Pick out every line holding the string "Voriconazole" and copy it.

....

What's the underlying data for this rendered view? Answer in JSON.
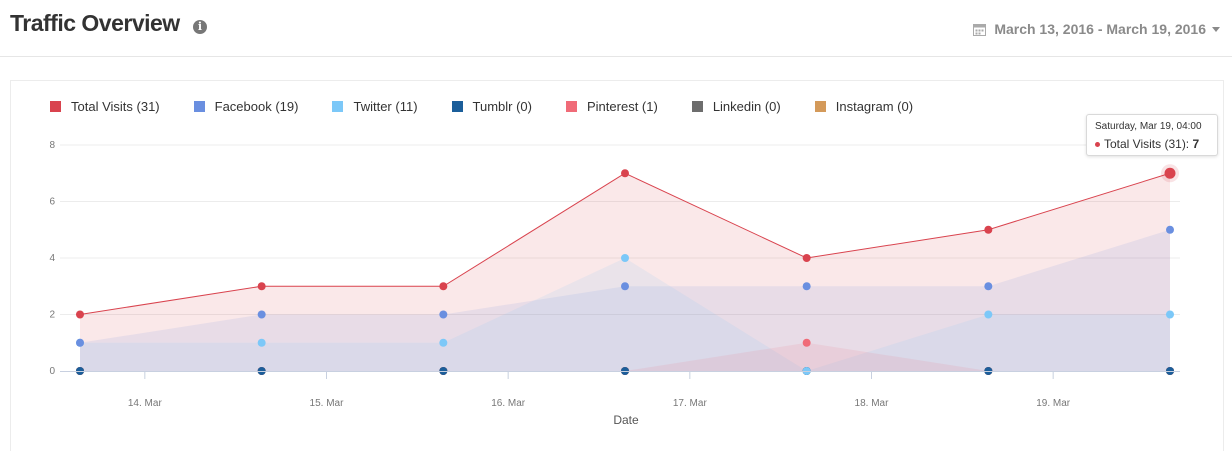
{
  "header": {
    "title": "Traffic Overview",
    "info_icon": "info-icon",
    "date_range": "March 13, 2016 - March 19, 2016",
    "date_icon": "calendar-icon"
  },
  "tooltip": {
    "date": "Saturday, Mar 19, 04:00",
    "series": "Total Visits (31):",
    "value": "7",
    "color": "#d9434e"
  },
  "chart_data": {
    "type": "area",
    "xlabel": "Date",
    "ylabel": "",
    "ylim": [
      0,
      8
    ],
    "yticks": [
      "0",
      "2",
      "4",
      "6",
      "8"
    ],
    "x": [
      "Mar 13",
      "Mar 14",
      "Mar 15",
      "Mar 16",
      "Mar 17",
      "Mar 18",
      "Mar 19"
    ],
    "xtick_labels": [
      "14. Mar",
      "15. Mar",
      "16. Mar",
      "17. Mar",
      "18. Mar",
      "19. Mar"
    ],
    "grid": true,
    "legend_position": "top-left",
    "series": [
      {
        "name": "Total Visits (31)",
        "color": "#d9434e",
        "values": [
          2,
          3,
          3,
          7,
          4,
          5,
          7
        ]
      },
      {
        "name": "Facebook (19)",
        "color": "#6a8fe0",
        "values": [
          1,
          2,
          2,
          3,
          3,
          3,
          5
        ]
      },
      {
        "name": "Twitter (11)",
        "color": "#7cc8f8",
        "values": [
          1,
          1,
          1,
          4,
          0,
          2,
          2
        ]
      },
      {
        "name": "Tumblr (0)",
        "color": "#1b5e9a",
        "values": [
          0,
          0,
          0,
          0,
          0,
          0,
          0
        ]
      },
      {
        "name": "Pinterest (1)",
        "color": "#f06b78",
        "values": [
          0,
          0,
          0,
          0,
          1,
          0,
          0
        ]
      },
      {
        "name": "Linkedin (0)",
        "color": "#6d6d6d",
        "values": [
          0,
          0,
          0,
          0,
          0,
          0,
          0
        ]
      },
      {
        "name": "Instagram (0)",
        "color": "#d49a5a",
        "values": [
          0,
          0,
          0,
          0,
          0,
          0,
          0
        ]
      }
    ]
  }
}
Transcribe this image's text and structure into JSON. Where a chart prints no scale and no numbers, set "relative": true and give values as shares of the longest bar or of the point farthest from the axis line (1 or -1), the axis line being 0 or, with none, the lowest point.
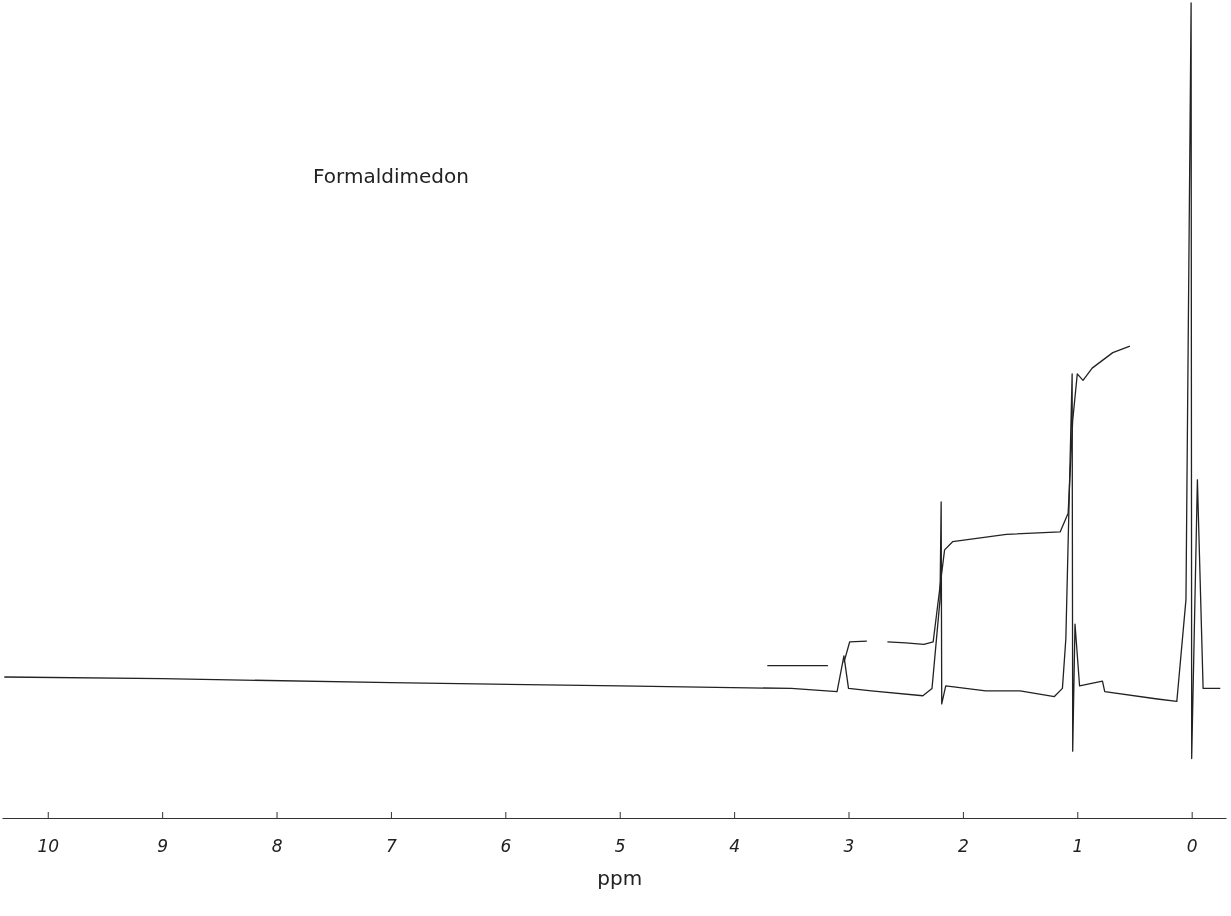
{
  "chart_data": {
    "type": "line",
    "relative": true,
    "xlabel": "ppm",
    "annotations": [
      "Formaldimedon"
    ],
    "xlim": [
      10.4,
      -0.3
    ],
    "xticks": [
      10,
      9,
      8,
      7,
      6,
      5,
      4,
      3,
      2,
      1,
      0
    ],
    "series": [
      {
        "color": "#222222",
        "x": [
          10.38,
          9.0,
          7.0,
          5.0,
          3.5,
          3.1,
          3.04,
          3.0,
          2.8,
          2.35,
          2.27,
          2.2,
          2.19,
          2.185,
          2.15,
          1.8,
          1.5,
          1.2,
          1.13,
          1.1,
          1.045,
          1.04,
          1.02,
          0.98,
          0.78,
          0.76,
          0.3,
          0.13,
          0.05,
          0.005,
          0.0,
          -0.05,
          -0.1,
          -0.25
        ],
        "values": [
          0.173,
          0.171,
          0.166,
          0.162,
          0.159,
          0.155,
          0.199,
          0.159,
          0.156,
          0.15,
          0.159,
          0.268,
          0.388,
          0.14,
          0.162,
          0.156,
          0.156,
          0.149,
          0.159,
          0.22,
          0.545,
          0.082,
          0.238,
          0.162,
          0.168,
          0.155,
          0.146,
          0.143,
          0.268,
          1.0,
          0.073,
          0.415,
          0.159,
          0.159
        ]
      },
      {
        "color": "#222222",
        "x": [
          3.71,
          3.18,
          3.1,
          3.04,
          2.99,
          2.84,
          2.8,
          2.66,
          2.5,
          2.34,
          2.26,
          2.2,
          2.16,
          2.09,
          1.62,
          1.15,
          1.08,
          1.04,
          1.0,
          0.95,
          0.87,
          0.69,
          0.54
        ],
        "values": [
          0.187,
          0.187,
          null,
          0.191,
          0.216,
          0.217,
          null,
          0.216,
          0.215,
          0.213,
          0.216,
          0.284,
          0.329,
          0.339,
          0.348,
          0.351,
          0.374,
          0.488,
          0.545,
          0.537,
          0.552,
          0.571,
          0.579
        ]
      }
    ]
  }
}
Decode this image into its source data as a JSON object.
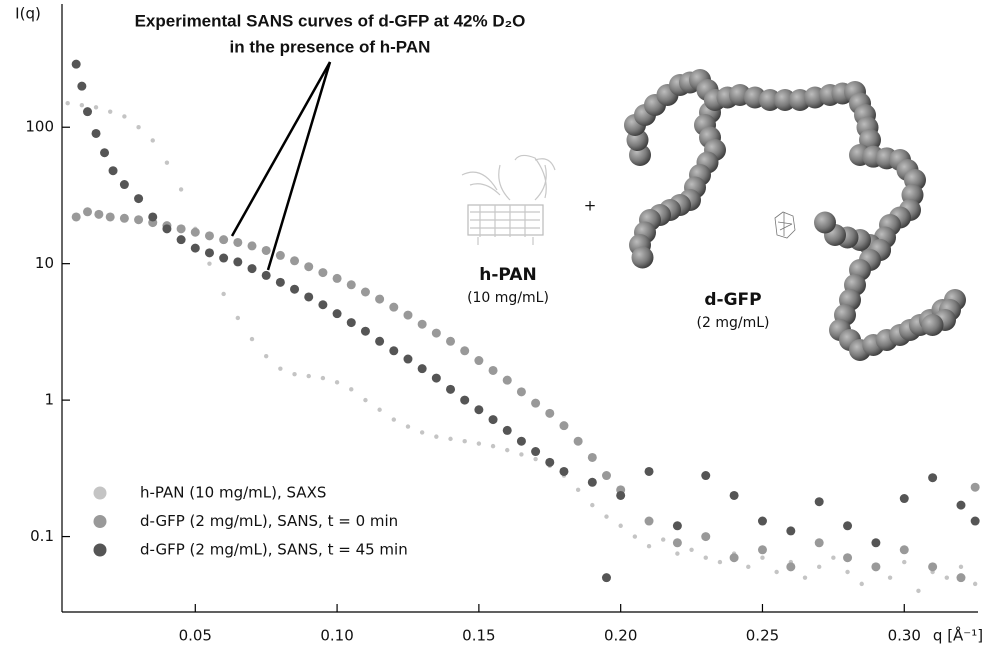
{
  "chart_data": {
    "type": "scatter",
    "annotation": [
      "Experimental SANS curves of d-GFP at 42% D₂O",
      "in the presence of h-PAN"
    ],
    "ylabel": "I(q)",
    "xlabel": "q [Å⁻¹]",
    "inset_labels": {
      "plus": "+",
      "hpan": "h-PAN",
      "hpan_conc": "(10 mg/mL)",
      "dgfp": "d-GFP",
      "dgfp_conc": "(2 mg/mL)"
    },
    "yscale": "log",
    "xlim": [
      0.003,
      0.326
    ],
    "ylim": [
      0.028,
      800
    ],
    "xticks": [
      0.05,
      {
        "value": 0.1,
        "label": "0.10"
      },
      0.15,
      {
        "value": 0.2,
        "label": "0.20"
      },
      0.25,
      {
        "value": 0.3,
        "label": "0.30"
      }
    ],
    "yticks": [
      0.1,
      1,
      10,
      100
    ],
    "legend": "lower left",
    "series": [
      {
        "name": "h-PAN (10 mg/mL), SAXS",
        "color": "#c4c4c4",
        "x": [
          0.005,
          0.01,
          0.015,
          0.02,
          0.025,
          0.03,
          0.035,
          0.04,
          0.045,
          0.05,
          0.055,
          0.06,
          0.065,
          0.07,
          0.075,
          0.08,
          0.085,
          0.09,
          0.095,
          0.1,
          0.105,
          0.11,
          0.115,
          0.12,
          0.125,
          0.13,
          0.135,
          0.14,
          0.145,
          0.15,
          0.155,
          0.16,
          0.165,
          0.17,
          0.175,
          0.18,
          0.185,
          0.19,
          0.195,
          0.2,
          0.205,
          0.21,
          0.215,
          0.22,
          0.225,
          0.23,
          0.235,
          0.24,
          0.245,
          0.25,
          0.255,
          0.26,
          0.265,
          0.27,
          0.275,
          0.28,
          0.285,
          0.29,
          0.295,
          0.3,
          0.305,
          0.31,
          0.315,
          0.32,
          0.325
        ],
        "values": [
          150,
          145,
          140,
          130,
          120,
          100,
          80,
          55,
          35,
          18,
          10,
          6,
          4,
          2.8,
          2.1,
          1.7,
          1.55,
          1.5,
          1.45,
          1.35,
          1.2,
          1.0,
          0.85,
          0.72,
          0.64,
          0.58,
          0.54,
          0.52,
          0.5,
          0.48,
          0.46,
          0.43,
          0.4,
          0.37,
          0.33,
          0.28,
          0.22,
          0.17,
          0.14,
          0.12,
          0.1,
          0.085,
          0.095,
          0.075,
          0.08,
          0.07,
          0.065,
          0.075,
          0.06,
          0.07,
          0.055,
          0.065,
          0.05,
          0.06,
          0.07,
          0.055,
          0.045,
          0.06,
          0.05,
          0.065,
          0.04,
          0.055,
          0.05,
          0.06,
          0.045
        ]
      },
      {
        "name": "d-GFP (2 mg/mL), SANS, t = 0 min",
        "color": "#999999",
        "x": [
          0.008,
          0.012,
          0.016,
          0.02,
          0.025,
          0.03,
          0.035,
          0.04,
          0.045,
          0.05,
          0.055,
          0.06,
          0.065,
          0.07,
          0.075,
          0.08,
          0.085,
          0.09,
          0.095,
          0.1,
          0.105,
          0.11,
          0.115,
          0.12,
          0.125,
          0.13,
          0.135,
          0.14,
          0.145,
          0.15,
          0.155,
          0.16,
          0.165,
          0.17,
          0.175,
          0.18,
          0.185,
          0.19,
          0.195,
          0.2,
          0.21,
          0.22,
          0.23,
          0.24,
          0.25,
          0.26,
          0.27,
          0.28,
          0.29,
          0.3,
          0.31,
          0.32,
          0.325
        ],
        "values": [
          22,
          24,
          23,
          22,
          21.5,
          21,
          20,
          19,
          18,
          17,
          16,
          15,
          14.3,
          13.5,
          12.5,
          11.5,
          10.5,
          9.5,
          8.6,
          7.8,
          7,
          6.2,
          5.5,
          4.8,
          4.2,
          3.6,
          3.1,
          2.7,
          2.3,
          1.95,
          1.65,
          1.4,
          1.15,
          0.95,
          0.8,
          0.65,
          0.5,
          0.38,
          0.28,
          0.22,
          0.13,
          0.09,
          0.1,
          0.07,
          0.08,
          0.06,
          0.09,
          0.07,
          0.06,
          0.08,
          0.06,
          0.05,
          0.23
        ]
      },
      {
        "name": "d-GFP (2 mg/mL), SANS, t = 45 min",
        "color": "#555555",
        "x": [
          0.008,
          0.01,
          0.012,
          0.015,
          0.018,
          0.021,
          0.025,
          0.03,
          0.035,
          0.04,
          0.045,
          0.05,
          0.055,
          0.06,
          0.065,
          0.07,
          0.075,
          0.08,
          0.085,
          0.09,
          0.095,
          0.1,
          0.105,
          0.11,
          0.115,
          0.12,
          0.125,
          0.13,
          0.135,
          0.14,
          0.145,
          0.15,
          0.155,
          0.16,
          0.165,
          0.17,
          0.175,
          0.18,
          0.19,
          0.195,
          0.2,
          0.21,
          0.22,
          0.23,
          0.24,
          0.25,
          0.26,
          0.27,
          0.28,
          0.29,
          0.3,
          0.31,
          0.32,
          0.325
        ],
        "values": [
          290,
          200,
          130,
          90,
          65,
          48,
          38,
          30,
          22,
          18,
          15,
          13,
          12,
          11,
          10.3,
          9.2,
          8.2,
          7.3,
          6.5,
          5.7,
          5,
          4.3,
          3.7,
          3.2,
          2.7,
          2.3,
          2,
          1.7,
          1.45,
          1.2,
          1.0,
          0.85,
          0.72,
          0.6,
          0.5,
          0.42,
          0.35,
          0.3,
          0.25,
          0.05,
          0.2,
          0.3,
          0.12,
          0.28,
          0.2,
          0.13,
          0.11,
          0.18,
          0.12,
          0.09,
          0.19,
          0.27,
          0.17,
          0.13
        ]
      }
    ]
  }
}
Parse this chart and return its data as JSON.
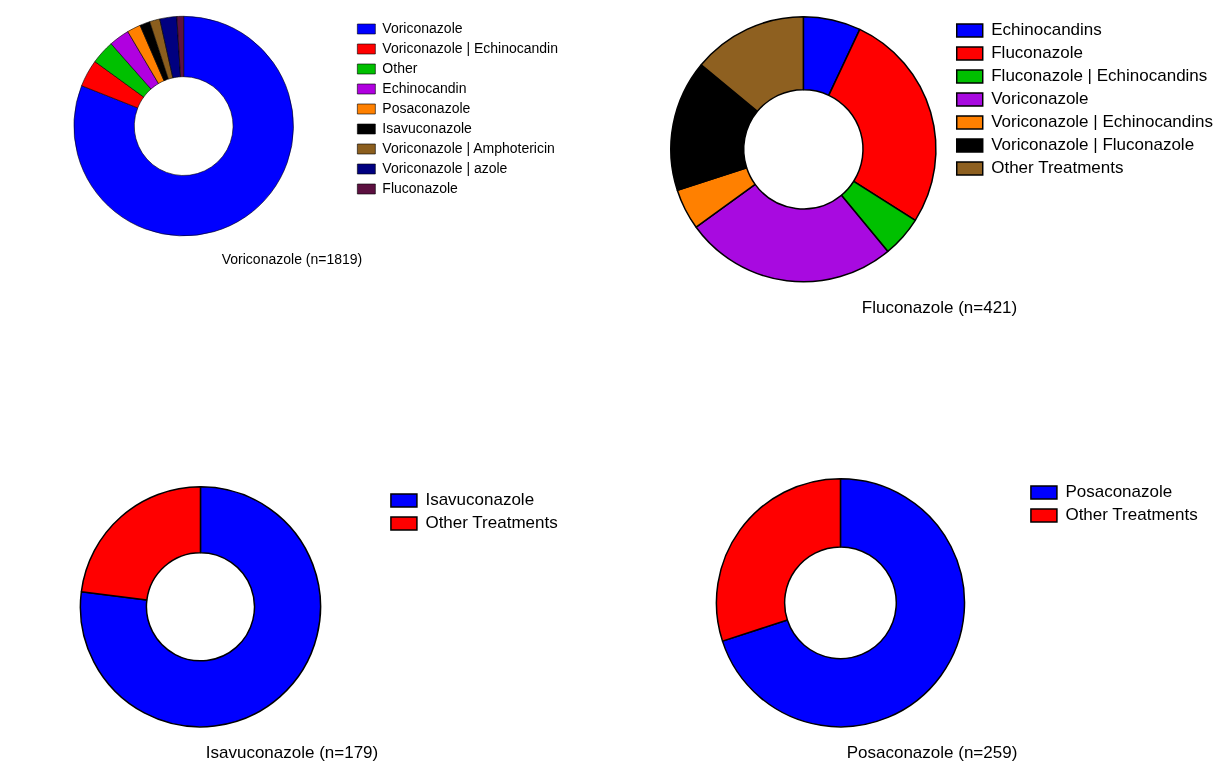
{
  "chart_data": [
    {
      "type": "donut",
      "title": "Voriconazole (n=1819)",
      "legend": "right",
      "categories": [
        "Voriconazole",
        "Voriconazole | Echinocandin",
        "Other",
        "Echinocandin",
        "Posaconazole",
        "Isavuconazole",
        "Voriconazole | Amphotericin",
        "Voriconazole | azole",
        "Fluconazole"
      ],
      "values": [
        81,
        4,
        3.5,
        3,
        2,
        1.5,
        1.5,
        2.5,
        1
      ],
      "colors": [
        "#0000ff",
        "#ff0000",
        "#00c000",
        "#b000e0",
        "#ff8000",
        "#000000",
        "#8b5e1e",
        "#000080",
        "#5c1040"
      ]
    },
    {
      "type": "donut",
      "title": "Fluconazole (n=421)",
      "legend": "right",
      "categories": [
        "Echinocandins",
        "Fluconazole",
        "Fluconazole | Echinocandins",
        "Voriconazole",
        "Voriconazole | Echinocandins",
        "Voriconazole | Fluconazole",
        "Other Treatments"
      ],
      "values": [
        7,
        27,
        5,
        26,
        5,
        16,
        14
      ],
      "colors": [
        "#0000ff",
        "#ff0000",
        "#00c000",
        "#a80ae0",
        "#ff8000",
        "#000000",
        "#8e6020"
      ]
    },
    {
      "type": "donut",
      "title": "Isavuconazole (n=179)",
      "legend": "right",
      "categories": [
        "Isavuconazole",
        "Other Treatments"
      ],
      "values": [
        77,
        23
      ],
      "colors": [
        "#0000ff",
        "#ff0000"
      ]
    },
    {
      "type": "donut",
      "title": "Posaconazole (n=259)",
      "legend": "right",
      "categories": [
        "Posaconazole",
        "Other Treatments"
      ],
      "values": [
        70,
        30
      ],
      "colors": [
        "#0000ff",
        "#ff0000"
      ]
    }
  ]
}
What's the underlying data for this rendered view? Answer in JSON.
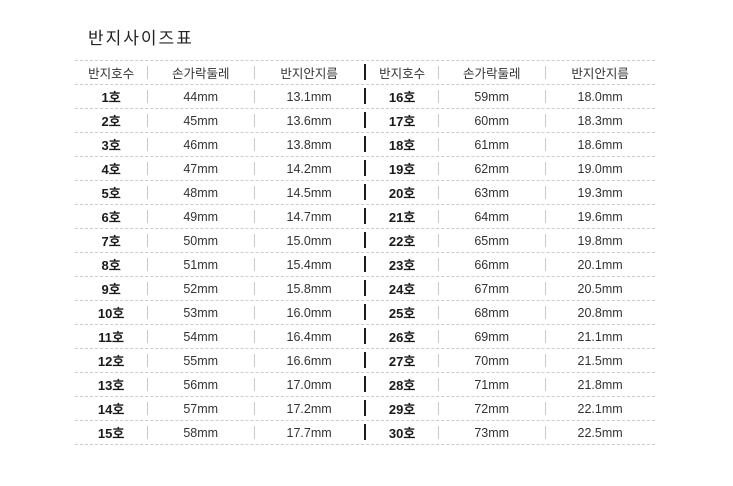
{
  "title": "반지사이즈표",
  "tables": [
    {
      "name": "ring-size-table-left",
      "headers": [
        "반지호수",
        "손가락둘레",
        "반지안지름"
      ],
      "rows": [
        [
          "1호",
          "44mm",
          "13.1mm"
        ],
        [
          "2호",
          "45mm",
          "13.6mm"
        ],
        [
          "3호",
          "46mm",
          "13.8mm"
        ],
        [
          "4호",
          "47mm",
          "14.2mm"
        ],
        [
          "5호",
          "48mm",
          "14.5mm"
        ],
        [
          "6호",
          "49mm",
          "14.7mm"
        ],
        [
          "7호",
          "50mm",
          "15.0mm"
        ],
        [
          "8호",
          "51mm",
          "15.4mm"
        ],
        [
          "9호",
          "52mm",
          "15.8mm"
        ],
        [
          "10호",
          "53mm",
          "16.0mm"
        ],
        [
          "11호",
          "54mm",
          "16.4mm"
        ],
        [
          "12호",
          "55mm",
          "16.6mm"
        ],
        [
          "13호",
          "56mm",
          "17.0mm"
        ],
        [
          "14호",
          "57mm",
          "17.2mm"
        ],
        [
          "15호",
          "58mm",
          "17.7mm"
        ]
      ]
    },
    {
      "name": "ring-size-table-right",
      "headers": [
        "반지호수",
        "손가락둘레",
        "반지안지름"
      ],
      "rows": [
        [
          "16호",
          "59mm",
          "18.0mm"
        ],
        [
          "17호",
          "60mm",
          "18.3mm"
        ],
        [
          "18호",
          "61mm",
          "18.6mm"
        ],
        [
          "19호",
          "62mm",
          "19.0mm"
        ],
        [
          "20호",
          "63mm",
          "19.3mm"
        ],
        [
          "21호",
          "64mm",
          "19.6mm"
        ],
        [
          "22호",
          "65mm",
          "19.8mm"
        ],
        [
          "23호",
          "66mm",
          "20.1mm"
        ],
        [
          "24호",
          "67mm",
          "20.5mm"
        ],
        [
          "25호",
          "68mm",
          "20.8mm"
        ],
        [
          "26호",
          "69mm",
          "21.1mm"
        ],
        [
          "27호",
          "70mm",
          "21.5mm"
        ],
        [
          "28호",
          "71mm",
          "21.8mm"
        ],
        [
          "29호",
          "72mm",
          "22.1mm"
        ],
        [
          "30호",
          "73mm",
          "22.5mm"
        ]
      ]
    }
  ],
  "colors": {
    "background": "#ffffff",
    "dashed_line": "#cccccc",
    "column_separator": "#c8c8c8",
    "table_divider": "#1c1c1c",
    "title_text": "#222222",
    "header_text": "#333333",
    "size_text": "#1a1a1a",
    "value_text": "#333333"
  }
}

....

▶ **Correct answer**
      "title": "Voriconazole (n=1819)",
        "Voriconazole",
        "Voriconazole | Echinocandin",
        "Voriconazole | Amphotericin",
        "Voriconazole | azole",
        "Voriconazole",
        "Voriconazole | Echinocandins",
        "Voriconazole | Fluconazole",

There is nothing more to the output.